**EXERCISE DESCRIPTION**
Make an exact copy of all the records.

================================

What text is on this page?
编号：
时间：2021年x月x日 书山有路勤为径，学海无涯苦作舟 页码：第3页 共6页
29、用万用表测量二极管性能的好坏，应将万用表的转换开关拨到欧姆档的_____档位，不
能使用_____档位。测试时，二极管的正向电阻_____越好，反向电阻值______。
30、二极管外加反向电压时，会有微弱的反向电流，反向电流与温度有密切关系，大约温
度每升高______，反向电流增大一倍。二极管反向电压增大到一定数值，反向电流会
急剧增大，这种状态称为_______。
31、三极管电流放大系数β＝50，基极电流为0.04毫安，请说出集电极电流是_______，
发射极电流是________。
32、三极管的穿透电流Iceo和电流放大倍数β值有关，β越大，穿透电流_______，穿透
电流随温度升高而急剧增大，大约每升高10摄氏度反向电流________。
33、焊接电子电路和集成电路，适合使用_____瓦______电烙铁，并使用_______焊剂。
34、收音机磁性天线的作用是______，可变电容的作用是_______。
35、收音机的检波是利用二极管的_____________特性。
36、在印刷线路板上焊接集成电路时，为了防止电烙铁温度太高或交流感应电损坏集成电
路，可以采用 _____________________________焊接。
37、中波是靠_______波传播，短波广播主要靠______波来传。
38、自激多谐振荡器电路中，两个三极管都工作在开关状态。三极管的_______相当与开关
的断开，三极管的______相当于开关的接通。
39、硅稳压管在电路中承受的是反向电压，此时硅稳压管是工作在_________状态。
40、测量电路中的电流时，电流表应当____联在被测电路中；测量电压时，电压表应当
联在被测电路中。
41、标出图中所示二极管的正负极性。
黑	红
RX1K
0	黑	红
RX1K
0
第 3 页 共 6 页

================================

**ANSWER**
What text is on this page?
编号：
时间：2021年x月x日 书山有路勤为径，学海无涯苦作舟 页码：第3页 共6页
29、用万用表测量二极管性能的好坏，应将万用表的转换开关拨到欧姆档的_____档位，不
能使用_____档位。测试时，二极管的正向电阻_____越好，反向电阻值______。
30、二极管外加反向电压时，会有微弱的反向电流，反向电流与温度有密切关系，大约温
度每升高______，反向电流增大一倍。二极管反向电压增大到一定数值，反向电流会
急剧增大，这种状态称为_______。
31、三极管电流放大系数β＝50，基极电流为0.04毫安，请说出集电极电流是_______，
发射极电流是________。
32、三极管的穿透电流Iceo和电流放大倍数β值有关，β越大，穿透电流_______，穿透
电流随温度升高而急剧增大，大约每升高10摄氏度反向电流________。
33、焊接电子电路和集成电路，适合使用_____瓦______电烙铁，并使用_______焊剂。
34、收音机磁性天线的作用是______，可变电容的作用是_______。
35、收音机的检波是利用二极管的_____________特性。
36、在印刷线路板上焊接集成电路时，为了防止电烙铁温度太高或交流感应电损坏集成电
路，可以采用 _____________________________焊接。
37、中波是靠_______波传播，短波广播主要靠______波来传。
38、自激多谐振荡器电路中，两个三极管都工作在开关状态。三极管的_______相当与开关
的断开，三极管的______相当于开关的接通。
39、硅稳压管在电路中承受的是反向电压，此时硅稳压管是工作在_________状态。
40、测量电路中的电流时，电流表应当____联在被测电路中；测量电压时，电压表应当
联在被测电路中。
41、标出图中所示二极管的正负极性。
黑	红
RX1K
0	黑	红
RX1K
0
第 3 页 共 6 页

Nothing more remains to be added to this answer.